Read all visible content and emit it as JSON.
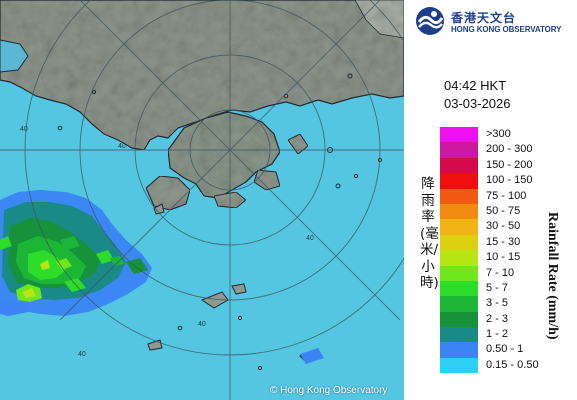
{
  "header": {
    "org_name_zh": "香港天文台",
    "org_name_en": "HONG KONG OBSERVATORY",
    "logo_icon": "hko-logo-icon"
  },
  "timestamp": {
    "time": "04:42 HKT",
    "date": "03-03-2026"
  },
  "map": {
    "copyright": "© Hong Kong Observatory",
    "range_ring_labels": [
      "40",
      "40",
      "40",
      "40",
      "40"
    ],
    "colors": {
      "sea": "#54c6e2",
      "land": "#8a948a",
      "coastline": "#1f2b33",
      "range_ring": "#3d5560"
    }
  },
  "legend": {
    "title_zh": "降雨率(毫米/小時)",
    "title_en": "Rainfall Rate (mm/h)",
    "items": [
      {
        "label": ">300",
        "color": "#ee11ee"
      },
      {
        "label": "200 - 300",
        "color": "#cc1aa0"
      },
      {
        "label": "150 - 200",
        "color": "#d40a4a"
      },
      {
        "label": "100 - 150",
        "color": "#ee1010"
      },
      {
        "label": "75 - 100",
        "color": "#f25a14"
      },
      {
        "label": "50 - 75",
        "color": "#f08a10"
      },
      {
        "label": "30 - 50",
        "color": "#f2b414"
      },
      {
        "label": "15 - 30",
        "color": "#dcd010"
      },
      {
        "label": "10 - 15",
        "color": "#b6e614"
      },
      {
        "label": "7 - 10",
        "color": "#6ee81c"
      },
      {
        "label": "5 - 7",
        "color": "#2edc2a"
      },
      {
        "label": "3 - 5",
        "color": "#1cb636"
      },
      {
        "label": "2 - 3",
        "color": "#16923a"
      },
      {
        "label": "1 - 2",
        "color": "#1a8a86"
      },
      {
        "label": "0.50 - 1",
        "color": "#3a84f4"
      },
      {
        "label": "0.15 - 0.50",
        "color": "#2ecff4"
      }
    ]
  }
}
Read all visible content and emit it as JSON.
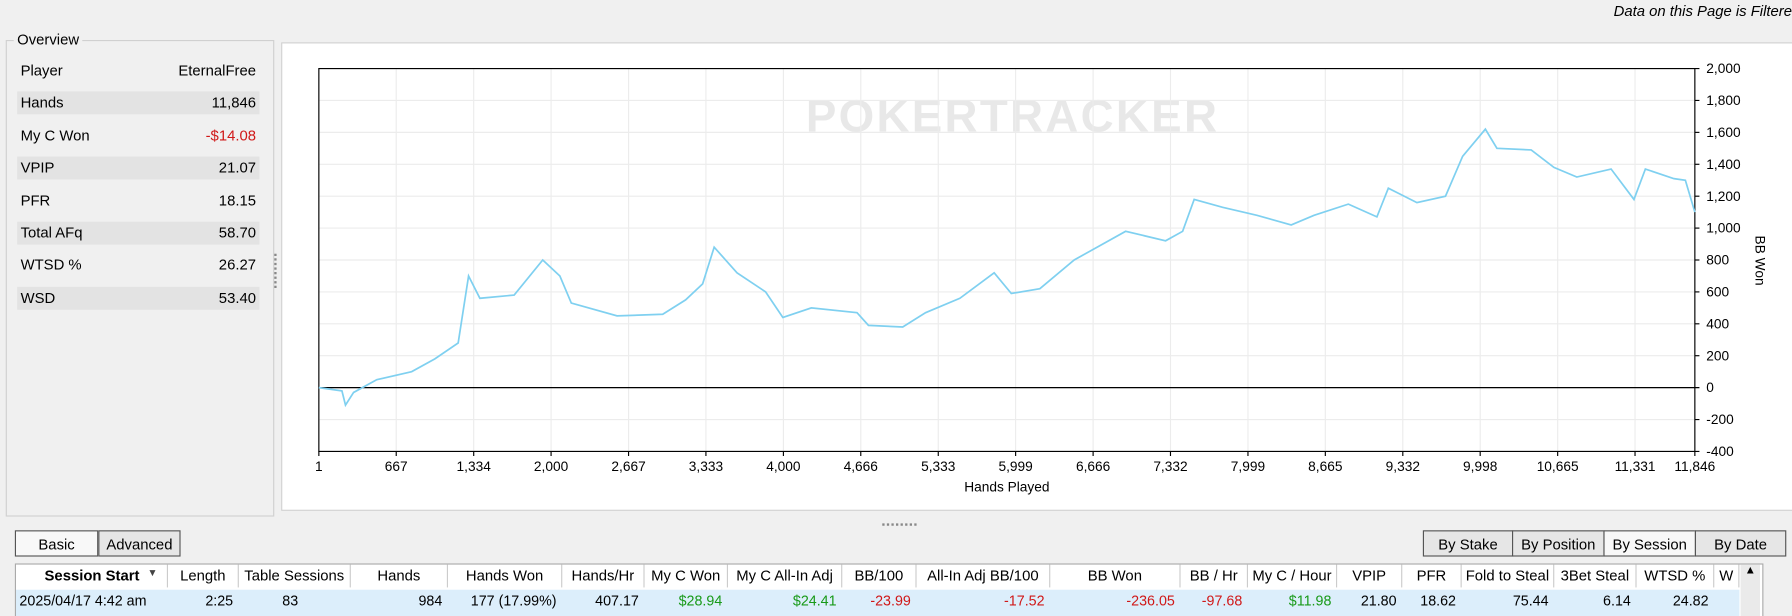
{
  "header": {
    "filter_notice": "Data on this Page is Filtere"
  },
  "overview": {
    "title": "Overview",
    "rows": [
      [
        "Player",
        "EternalFree"
      ],
      [
        "Hands",
        "11,846"
      ],
      [
        "My C Won",
        "-$14.08"
      ],
      [
        "VPIP",
        "21.07"
      ],
      [
        "PFR",
        "18.15"
      ],
      [
        "Total AFq",
        "58.70"
      ],
      [
        "WTSD %",
        "26.27"
      ],
      [
        "WSD",
        "53.40"
      ]
    ]
  },
  "chart": {
    "type": "line",
    "watermark": "POKERTRACKER",
    "xlabel": "Hands Played",
    "ylabel": "BB Won",
    "color": "#7fd0f0",
    "grid": true,
    "x": [
      1,
      200,
      230,
      300,
      500,
      800,
      1000,
      1200,
      1290,
      1387,
      1682,
      1928,
      2076,
      2174,
      2568,
      2961,
      3158,
      3305,
      3404,
      3601,
      3847,
      3995,
      4240,
      4634,
      4732,
      5027,
      5224,
      5519,
      5814,
      5962,
      6208,
      6503,
      6700,
      6946,
      7290,
      7437,
      7536,
      7781,
      8076,
      8371,
      8568,
      8863,
      9109,
      9207,
      9453,
      9699,
      9847,
      10043,
      10142,
      10437,
      10633,
      10830,
      11125,
      11322,
      11420,
      11666,
      11764,
      11846
    ],
    "values": [
      0,
      -20,
      -110,
      -30,
      50,
      100,
      180,
      280,
      700,
      560,
      580,
      800,
      700,
      530,
      450,
      460,
      550,
      650,
      880,
      720,
      600,
      440,
      500,
      470,
      390,
      380,
      470,
      560,
      720,
      590,
      620,
      800,
      880,
      980,
      920,
      980,
      1180,
      1130,
      1080,
      1020,
      1080,
      1150,
      1070,
      1250,
      1160,
      1200,
      1450,
      1620,
      1500,
      1490,
      1380,
      1320,
      1370,
      1180,
      1370,
      1310,
      1300,
      1100
    ],
    "xlim": [
      1,
      11846
    ],
    "ylim": [
      -400,
      2000
    ],
    "xticks": [
      1,
      667,
      {
        "value": 1334,
        "label": "1,334"
      },
      {
        "value": 2000,
        "label": "2,000"
      },
      {
        "value": 2667,
        "label": "2,667"
      },
      {
        "value": 3333,
        "label": "3,333"
      },
      {
        "value": 4000,
        "label": "4,000"
      },
      {
        "value": 4666,
        "label": "4,666"
      },
      {
        "value": 5333,
        "label": "5,333"
      },
      {
        "value": 5999,
        "label": "5,999"
      },
      {
        "value": 6666,
        "label": "6,666"
      },
      {
        "value": 7332,
        "label": "7,332"
      },
      {
        "value": 7999,
        "label": "7,999"
      },
      {
        "value": 8665,
        "label": "8,665"
      },
      {
        "value": 9332,
        "label": "9,332"
      },
      {
        "value": 9998,
        "label": "9,998"
      },
      {
        "value": 10665,
        "label": "10,665"
      },
      {
        "value": 11331,
        "label": "11,331"
      },
      {
        "value": 11846,
        "label": "11,846"
      }
    ],
    "yticks": [
      -400,
      -200,
      0,
      200,
      400,
      600,
      800,
      {
        "value": 1000,
        "label": "1,000"
      },
      {
        "value": 1200,
        "label": "1,200"
      },
      {
        "value": 1400,
        "label": "1,400"
      },
      {
        "value": 1600,
        "label": "1,600"
      },
      {
        "value": 1800,
        "label": "1,800"
      },
      {
        "value": 2000,
        "label": "2,000"
      }
    ]
  },
  "view_buttons": [
    "Basic",
    "Advanced"
  ],
  "group_buttons": [
    "By Stake",
    "By Position",
    "By Session",
    "By Date"
  ],
  "selected_group": 2,
  "sessions": {
    "columns": [
      "Session Start",
      "Length",
      "Table Sessions",
      "Hands",
      "Hands Won",
      "Hands/Hr",
      "My C Won",
      "My C All-In Adj",
      "BB/100",
      "All-In Adj BB/100",
      "BB Won",
      "BB / Hr",
      "My C / Hour",
      "VPIP",
      "PFR",
      "Fold to Steal",
      "3Bet Steal",
      "WTSD %",
      "W"
    ],
    "rows": [
      [
        "2025/04/17  4:42 am",
        "2:25",
        "83",
        "984",
        "177 (17.99%)",
        "407.17",
        "$28.94",
        "$24.41",
        "-23.99",
        "-17.52",
        "-236.05",
        "-97.68",
        "$11.98",
        "21.80",
        "18.62",
        "75.44",
        "6.14",
        "24.82"
      ]
    ]
  }
}
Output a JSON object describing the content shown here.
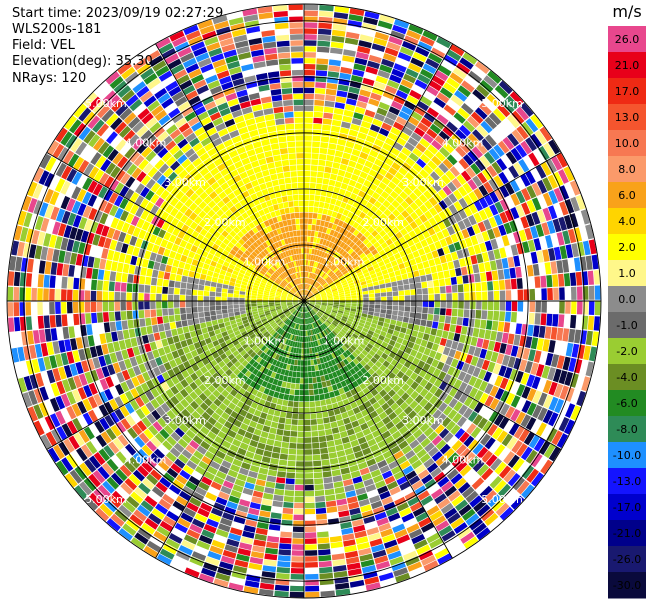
{
  "info": {
    "start_time": "Start time: 2023/09/19 02:27:29",
    "instrument": "WLS200s-181",
    "field": "Field: VEL",
    "elevation": "Elevation(deg): 35.30",
    "nrays": "NRays: 120"
  },
  "chart_data": {
    "type": "heatmap",
    "projection": "polar-ppi",
    "rays": 120,
    "range_rings_km": [
      1.0,
      2.0,
      3.0,
      4.0,
      5.0
    ],
    "ring_labels": [
      "1.00km",
      "2.00km",
      "3.00km",
      "4.00km",
      "5.00km"
    ],
    "max_range_km": 5.3,
    "azimuth_lines_deg": [
      0,
      30,
      60,
      90,
      120,
      150,
      180,
      210,
      240,
      270,
      300,
      330
    ],
    "colorbar": {
      "unit": "m/s",
      "levels": [
        {
          "label": "26.0",
          "color": "#e8478d"
        },
        {
          "label": "21.0",
          "color": "#e8001a"
        },
        {
          "label": "17.0",
          "color": "#ef2a14"
        },
        {
          "label": "13.0",
          "color": "#f5552e"
        },
        {
          "label": "10.0",
          "color": "#f77852"
        },
        {
          "label": "8.0",
          "color": "#fb9a6a"
        },
        {
          "label": "6.0",
          "color": "#f9a21a"
        },
        {
          "label": "4.0",
          "color": "#ffd400"
        },
        {
          "label": "2.0",
          "color": "#ffff00"
        },
        {
          "label": "1.0",
          "color": "#fff78a"
        },
        {
          "label": "0.0",
          "color": "#8c8c8c"
        },
        {
          "label": "-1.0",
          "color": "#6b6b6b"
        },
        {
          "label": "-2.0",
          "color": "#9acd32"
        },
        {
          "label": "-4.0",
          "color": "#6b8e23"
        },
        {
          "label": "-6.0",
          "color": "#228b22"
        },
        {
          "label": "-8.0",
          "color": "#2e8b57"
        },
        {
          "label": "-10.0",
          "color": "#1e90ff"
        },
        {
          "label": "-13.0",
          "color": "#1414ff"
        },
        {
          "label": "-17.0",
          "color": "#0000cd"
        },
        {
          "label": "-21.0",
          "color": "#00008b"
        },
        {
          "label": "-26.0",
          "color": "#191970"
        },
        {
          "label": "-30.0",
          "color": "#0a0a3c"
        }
      ]
    },
    "regions": [
      {
        "name": "near-positive",
        "azimuth_deg": [
          270,
          90
        ],
        "range_km": [
          0.0,
          3.2
        ],
        "velocity_mps": 2.0
      },
      {
        "name": "core-positive",
        "azimuth_deg": [
          315,
          45
        ],
        "range_km": [
          0.0,
          1.8
        ],
        "velocity_mps": 4.0
      },
      {
        "name": "near-negative",
        "azimuth_deg": [
          90,
          270
        ],
        "range_km": [
          0.0,
          3.4
        ],
        "velocity_mps": -2.0
      },
      {
        "name": "core-negative",
        "azimuth_deg": [
          145,
          215
        ],
        "range_km": [
          0.0,
          2.0
        ],
        "velocity_mps": -6.0
      },
      {
        "name": "noise",
        "azimuth_deg": [
          0,
          360
        ],
        "range_km": [
          3.6,
          5.3
        ],
        "velocity_mps": null
      }
    ]
  }
}
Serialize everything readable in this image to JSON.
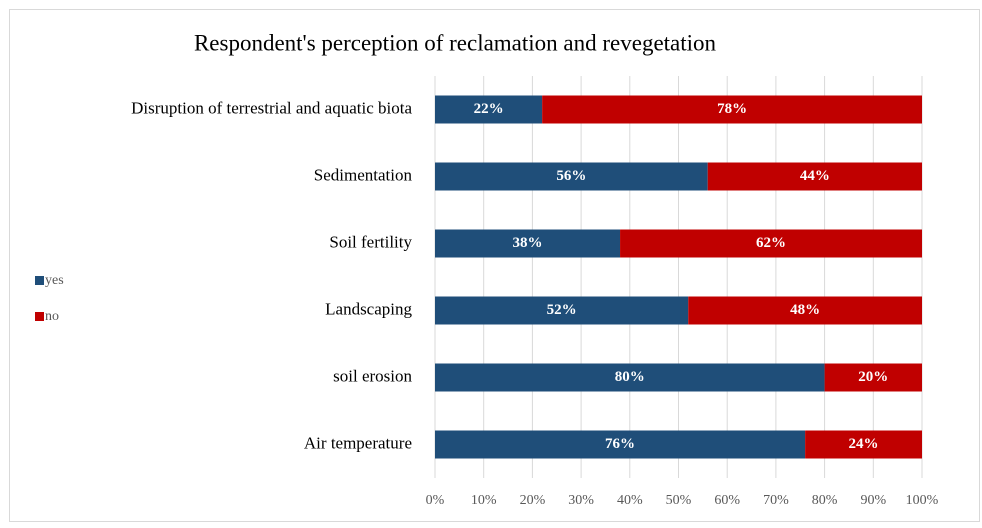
{
  "chart_data": {
    "type": "stacked_barh",
    "title": "Respondent's perception of reclamation and revegetation",
    "categories": [
      "Disruption of terrestrial and aquatic biota",
      "Sedimentation",
      "Soil fertility",
      "Landscaping",
      "soil erosion",
      "Air temperature"
    ],
    "series": [
      {
        "name": "yes",
        "color": "#1f4e79",
        "values": [
          22,
          56,
          38,
          52,
          80,
          76
        ],
        "value_labels": [
          "22%",
          "56%",
          "38%",
          "52%",
          "80%",
          "76%"
        ]
      },
      {
        "name": "no",
        "color": "#c00000",
        "values": [
          78,
          44,
          62,
          48,
          20,
          24
        ],
        "value_labels": [
          "78%",
          "44%",
          "62%",
          "48%",
          "20%",
          "24%"
        ]
      }
    ],
    "xlim": [
      0,
      100
    ],
    "xticks": [
      {
        "value": 0,
        "label": "0%"
      },
      {
        "value": 10,
        "label": "10%"
      },
      {
        "value": 20,
        "label": "20%"
      },
      {
        "value": 30,
        "label": "30%"
      },
      {
        "value": 40,
        "label": "40%"
      },
      {
        "value": 50,
        "label": "50%"
      },
      {
        "value": 60,
        "label": "60%"
      },
      {
        "value": 70,
        "label": "70%"
      },
      {
        "value": 80,
        "label": "80%"
      },
      {
        "value": 90,
        "label": "90%"
      },
      {
        "value": 100,
        "label": "100%"
      }
    ],
    "grid": true,
    "legend": "left"
  }
}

---

> _Task prompt_:
Filter out every line that lacks the word "Hands", and copy the rest.

> _Output_:
        "Hands",
    "xlabel": "Hands Played",
      "Hands",
      "Hands Won",
      "Hands/Hr",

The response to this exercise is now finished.